── Given data

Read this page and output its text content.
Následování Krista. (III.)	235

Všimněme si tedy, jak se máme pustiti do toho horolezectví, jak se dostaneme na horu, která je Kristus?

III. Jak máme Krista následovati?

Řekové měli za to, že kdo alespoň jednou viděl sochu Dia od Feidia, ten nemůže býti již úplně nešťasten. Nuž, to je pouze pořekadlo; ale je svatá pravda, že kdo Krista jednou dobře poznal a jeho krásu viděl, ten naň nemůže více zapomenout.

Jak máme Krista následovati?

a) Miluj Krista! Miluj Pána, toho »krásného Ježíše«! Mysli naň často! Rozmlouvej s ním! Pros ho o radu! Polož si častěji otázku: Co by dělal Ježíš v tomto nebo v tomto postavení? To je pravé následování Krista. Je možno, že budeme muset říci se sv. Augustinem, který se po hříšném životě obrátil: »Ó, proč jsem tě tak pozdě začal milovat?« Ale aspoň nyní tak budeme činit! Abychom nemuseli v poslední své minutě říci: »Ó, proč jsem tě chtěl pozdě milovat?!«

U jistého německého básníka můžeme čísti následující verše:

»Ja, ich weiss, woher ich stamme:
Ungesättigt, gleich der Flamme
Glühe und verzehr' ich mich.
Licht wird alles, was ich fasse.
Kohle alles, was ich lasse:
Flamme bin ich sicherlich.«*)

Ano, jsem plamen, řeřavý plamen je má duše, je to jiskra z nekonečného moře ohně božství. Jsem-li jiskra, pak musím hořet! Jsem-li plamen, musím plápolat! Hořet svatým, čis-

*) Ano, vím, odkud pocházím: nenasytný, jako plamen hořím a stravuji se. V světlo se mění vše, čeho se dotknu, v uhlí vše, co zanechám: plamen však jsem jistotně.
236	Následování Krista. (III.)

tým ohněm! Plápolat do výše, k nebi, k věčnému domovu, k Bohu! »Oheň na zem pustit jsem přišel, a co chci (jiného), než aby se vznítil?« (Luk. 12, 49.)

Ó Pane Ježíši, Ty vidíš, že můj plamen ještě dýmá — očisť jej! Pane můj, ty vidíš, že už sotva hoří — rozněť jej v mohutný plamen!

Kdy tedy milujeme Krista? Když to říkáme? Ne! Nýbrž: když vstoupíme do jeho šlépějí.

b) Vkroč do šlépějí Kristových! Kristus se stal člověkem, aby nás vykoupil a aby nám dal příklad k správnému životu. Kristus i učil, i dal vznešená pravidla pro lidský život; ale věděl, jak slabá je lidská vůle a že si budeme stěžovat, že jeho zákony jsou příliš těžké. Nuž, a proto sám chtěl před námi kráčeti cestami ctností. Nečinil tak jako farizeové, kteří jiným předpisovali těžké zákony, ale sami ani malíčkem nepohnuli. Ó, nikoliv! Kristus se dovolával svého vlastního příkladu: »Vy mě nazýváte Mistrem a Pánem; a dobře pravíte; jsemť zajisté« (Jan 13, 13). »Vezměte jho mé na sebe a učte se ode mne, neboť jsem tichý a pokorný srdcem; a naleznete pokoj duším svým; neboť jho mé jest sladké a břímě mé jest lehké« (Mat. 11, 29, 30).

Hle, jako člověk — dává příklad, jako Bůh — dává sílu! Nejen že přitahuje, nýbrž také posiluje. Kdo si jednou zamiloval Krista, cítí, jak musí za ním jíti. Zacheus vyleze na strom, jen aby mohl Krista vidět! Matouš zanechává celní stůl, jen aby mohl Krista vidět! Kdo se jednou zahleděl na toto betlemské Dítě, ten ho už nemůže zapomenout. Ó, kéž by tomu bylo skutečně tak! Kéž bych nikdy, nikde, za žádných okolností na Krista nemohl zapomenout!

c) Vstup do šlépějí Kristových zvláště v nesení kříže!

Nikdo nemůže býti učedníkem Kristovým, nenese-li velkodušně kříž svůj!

────

> **Instructions to follow**:
Restate all of the entries above precisely.

> **Completed task**:
Read this page and output its text content.
Následování Krista. (III.)	235

Všimněme si tedy, jak se máme pustiti do toho horolezectví, jak se dostaneme na horu, která je Kristus?

III. Jak máme Krista následovati?

Řekové měli za to, že kdo alespoň jednou viděl sochu Dia od Feidia, ten nemůže býti již úplně nešťasten. Nuž, to je pouze pořekadlo; ale je svatá pravda, že kdo Krista jednou dobře poznal a jeho krásu viděl, ten naň nemůže více zapomenout.

Jak máme Krista následovati?

a) Miluj Krista! Miluj Pána, toho »krásného Ježíše«! Mysli naň často! Rozmlouvej s ním! Pros ho o radu! Polož si častěji otázku: Co by dělal Ježíš v tomto nebo v tomto postavení? To je pravé následování Krista. Je možno, že budeme muset říci se sv. Augustinem, který se po hříšném životě obrátil: »Ó, proč jsem tě tak pozdě začal milovat?« Ale aspoň nyní tak budeme činit! Abychom nemuseli v poslední své minutě říci: »Ó, proč jsem tě chtěl pozdě milovat?!«

U jistého německého básníka můžeme čísti následující verše:

»Ja, ich weiss, woher ich stamme:
Ungesättigt, gleich der Flamme
Glühe und verzehr' ich mich.
Licht wird alles, was ich fasse.
Kohle alles, was ich lasse:
Flamme bin ich sicherlich.«*)

Ano, jsem plamen, řeřavý plamen je má duše, je to jiskra z nekonečného moře ohně božství. Jsem-li jiskra, pak musím hořet! Jsem-li plamen, musím plápolat! Hořet svatým, čis-

*) Ano, vím, odkud pocházím: nenasytný, jako plamen hořím a stravuji se. V světlo se mění vše, čeho se dotknu, v uhlí vše, co zanechám: plamen však jsem jistotně.
236	Následování Krista. (III.)

tým ohněm! Plápolat do výše, k nebi, k věčnému domovu, k Bohu! »Oheň na zem pustit jsem přišel, a co chci (jiného), než aby se vznítil?« (Luk. 12, 49.)

Ó Pane Ježíši, Ty vidíš, že můj plamen ještě dýmá — očisť jej! Pane můj, ty vidíš, že už sotva hoří — rozněť jej v mohutný plamen!

Kdy tedy milujeme Krista? Když to říkáme? Ne! Nýbrž: když vstoupíme do jeho šlépějí.

b) Vkroč do šlépějí Kristových! Kristus se stal člověkem, aby nás vykoupil a aby nám dal příklad k správnému životu. Kristus i učil, i dal vznešená pravidla pro lidský život; ale věděl, jak slabá je lidská vůle a že si budeme stěžovat, že jeho zákony jsou příliš těžké. Nuž, a proto sám chtěl před námi kráčeti cestami ctností. Nečinil tak jako farizeové, kteří jiným předpisovali těžké zákony, ale sami ani malíčkem nepohnuli. Ó, nikoliv! Kristus se dovolával svého vlastního příkladu: »Vy mě nazýváte Mistrem a Pánem; a dobře pravíte; jsemť zajisté« (Jan 13, 13). »Vezměte jho mé na sebe a učte se ode mne, neboť jsem tichý a pokorný srdcem; a naleznete pokoj duším svým; neboť jho mé jest sladké a břímě mé jest lehké« (Mat. 11, 29, 30).

Hle, jako člověk — dává příklad, jako Bůh — dává sílu! Nejen že přitahuje, nýbrž také posiluje. Kdo si jednou zamiloval Krista, cítí, jak musí za ním jíti. Zacheus vyleze na strom, jen aby mohl Krista vidět! Matouš zanechává celní stůl, jen aby mohl Krista vidět! Kdo se jednou zahleděl na toto betlemské Dítě, ten ho už nemůže zapomenout. Ó, kéž by tomu bylo skutečně tak! Kéž bych nikdy, nikde, za žádných okolností na Krista nemohl zapomenout!

c) Vstup do šlépějí Kristových zvláště v nesení kříže!

Nikdo nemůže býti učedníkem Kristovým, nenese-li velkodušně kříž svůj!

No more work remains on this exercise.